§ **Written request**: Which lines have the string "type"? Copy all of them from the entries below.

:::

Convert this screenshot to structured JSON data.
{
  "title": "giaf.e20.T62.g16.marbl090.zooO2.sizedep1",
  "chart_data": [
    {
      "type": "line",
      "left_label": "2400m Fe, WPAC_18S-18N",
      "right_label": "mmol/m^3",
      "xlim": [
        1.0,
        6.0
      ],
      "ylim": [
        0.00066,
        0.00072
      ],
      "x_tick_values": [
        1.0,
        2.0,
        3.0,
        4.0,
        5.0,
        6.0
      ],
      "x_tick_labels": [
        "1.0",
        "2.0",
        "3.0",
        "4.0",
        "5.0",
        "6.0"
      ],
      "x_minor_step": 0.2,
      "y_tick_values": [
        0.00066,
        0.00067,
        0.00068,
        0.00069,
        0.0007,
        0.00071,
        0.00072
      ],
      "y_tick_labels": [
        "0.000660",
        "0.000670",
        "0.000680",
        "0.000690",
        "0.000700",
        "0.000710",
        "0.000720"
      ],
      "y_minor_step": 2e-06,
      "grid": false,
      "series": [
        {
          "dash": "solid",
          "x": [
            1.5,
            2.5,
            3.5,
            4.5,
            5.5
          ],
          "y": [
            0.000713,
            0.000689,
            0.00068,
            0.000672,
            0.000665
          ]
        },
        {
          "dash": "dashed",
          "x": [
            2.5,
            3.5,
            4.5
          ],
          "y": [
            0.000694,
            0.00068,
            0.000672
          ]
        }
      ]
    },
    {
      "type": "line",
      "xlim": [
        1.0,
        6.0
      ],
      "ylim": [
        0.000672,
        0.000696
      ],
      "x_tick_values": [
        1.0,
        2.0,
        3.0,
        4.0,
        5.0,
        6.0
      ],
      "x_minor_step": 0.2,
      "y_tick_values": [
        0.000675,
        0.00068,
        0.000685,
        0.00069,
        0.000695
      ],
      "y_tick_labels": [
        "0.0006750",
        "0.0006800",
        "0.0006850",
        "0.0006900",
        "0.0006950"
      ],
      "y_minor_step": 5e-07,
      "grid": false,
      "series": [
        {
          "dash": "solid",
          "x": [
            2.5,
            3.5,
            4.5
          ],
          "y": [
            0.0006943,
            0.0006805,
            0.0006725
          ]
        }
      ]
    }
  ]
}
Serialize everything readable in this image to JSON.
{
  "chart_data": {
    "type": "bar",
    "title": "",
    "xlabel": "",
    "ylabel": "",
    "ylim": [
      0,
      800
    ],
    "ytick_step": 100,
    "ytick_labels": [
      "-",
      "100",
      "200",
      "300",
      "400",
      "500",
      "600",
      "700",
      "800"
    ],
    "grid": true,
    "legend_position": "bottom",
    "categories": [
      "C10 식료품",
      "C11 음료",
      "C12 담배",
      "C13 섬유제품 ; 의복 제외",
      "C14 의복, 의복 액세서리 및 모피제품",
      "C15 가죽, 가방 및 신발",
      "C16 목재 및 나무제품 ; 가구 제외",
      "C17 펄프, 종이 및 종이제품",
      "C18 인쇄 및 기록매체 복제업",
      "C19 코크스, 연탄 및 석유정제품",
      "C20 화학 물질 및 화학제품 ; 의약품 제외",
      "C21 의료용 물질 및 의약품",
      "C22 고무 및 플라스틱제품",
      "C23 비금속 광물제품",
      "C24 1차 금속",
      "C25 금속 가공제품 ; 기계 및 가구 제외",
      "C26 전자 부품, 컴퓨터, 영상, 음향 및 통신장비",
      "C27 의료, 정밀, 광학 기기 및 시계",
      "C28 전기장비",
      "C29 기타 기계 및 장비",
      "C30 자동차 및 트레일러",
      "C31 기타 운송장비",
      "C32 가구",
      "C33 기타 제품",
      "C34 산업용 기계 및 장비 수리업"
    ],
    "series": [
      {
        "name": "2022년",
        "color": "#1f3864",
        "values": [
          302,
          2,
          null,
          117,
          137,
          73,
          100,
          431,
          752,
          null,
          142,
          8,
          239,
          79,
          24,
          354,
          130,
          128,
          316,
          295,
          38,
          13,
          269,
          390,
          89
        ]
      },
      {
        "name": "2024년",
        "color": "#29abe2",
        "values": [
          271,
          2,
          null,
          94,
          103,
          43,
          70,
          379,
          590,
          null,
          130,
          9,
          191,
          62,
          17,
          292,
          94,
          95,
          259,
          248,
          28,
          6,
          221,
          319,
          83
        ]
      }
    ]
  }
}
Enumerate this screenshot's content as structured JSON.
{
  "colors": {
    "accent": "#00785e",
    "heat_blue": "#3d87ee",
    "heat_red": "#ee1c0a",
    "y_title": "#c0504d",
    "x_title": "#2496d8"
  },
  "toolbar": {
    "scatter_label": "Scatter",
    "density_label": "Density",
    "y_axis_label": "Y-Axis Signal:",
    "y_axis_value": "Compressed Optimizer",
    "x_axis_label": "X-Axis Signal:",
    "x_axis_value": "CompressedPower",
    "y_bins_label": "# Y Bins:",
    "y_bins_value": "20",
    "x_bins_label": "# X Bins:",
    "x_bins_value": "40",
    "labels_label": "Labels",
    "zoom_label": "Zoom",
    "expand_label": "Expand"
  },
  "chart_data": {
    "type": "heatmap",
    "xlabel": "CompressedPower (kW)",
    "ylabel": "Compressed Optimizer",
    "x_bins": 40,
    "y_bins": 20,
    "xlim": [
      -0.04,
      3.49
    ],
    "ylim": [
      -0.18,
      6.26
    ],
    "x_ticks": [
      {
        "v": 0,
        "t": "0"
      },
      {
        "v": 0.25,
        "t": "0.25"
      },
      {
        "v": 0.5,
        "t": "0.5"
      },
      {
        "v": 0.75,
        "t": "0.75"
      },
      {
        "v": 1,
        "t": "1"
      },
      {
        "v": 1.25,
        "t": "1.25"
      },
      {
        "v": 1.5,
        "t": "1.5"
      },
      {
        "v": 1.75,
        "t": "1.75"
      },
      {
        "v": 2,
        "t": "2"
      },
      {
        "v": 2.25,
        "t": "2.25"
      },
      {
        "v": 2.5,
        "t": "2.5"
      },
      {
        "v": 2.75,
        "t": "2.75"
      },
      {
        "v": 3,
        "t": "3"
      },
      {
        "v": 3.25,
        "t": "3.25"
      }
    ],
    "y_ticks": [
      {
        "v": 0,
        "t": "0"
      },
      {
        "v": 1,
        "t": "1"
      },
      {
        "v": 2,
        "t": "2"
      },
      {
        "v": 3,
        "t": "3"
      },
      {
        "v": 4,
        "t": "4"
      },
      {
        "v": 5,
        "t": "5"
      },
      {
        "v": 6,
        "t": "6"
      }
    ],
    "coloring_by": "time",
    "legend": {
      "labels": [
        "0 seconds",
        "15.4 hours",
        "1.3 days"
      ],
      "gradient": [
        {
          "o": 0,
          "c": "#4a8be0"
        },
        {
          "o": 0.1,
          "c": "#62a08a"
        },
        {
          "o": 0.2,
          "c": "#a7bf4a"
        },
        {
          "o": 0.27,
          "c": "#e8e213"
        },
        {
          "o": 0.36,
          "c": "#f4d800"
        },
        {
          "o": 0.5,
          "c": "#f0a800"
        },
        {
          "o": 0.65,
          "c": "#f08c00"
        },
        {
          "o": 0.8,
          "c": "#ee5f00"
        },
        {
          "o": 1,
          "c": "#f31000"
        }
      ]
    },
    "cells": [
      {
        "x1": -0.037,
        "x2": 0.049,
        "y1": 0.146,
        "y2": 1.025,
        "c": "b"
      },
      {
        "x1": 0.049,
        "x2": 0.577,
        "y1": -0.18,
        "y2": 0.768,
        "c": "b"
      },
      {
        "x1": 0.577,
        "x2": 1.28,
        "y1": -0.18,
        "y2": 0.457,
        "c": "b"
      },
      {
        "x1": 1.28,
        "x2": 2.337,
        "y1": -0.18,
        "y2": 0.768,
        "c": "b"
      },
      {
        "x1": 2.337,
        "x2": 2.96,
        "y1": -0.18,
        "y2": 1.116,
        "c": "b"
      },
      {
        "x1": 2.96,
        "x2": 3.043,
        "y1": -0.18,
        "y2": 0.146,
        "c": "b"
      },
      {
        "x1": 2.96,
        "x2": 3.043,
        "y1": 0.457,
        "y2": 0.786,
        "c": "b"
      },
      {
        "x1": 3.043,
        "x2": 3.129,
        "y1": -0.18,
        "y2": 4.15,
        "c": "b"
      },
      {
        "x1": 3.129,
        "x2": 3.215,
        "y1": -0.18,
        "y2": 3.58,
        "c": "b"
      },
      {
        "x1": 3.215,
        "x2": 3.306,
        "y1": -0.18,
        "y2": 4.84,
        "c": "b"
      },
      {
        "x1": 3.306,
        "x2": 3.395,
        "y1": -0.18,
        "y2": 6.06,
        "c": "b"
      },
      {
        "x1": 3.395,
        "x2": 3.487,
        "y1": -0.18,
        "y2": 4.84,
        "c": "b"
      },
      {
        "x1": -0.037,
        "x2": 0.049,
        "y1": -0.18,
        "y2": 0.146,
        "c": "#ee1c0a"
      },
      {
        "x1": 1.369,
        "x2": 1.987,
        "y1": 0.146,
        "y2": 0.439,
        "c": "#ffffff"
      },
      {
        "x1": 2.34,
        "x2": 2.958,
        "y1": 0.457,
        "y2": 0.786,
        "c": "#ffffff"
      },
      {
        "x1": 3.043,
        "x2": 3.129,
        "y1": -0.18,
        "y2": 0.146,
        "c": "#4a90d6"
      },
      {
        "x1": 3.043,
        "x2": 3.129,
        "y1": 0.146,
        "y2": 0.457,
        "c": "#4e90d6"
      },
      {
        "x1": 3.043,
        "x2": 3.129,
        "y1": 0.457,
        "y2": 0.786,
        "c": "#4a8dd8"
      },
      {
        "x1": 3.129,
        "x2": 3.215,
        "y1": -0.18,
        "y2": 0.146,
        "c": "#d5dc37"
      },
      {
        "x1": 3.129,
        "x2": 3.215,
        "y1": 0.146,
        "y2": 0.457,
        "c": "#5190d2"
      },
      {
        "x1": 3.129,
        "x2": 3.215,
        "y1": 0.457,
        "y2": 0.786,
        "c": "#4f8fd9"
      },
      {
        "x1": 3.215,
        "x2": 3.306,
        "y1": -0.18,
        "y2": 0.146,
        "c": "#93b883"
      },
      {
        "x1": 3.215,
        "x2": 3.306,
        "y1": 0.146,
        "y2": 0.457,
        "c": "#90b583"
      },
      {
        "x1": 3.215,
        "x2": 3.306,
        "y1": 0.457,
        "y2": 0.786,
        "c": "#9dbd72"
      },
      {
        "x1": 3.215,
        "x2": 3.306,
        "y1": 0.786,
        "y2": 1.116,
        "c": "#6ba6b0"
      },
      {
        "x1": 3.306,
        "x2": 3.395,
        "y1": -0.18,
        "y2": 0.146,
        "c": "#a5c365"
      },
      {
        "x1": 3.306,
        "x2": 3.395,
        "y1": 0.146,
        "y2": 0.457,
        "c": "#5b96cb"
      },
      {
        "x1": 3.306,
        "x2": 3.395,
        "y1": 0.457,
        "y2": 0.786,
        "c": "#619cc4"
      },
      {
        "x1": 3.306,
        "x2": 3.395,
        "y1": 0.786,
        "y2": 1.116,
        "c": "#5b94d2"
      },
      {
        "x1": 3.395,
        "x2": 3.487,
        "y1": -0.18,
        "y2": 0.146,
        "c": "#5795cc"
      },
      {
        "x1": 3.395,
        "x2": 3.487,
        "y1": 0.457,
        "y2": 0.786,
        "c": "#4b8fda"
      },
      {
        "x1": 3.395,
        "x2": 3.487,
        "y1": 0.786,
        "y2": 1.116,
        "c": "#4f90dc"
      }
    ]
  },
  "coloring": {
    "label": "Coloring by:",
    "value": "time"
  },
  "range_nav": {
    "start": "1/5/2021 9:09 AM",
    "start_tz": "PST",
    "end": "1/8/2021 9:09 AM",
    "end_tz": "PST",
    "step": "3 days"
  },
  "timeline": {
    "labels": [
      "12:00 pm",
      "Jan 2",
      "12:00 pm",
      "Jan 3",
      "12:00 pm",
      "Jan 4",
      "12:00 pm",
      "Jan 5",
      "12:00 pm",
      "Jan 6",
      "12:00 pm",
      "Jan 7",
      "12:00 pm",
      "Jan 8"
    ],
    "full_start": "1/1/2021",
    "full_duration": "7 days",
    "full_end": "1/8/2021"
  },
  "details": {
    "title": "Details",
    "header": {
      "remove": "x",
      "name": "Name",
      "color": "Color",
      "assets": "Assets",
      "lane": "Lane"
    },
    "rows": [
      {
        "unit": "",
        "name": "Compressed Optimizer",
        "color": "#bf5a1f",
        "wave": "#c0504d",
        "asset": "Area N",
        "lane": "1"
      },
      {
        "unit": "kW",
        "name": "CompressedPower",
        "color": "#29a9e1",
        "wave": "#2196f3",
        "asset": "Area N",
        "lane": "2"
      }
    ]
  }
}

:::

§ **Result of this exercise**:
      "type": "line",
      "type": "line",
    "type": "bar",
    "type": "heatmap",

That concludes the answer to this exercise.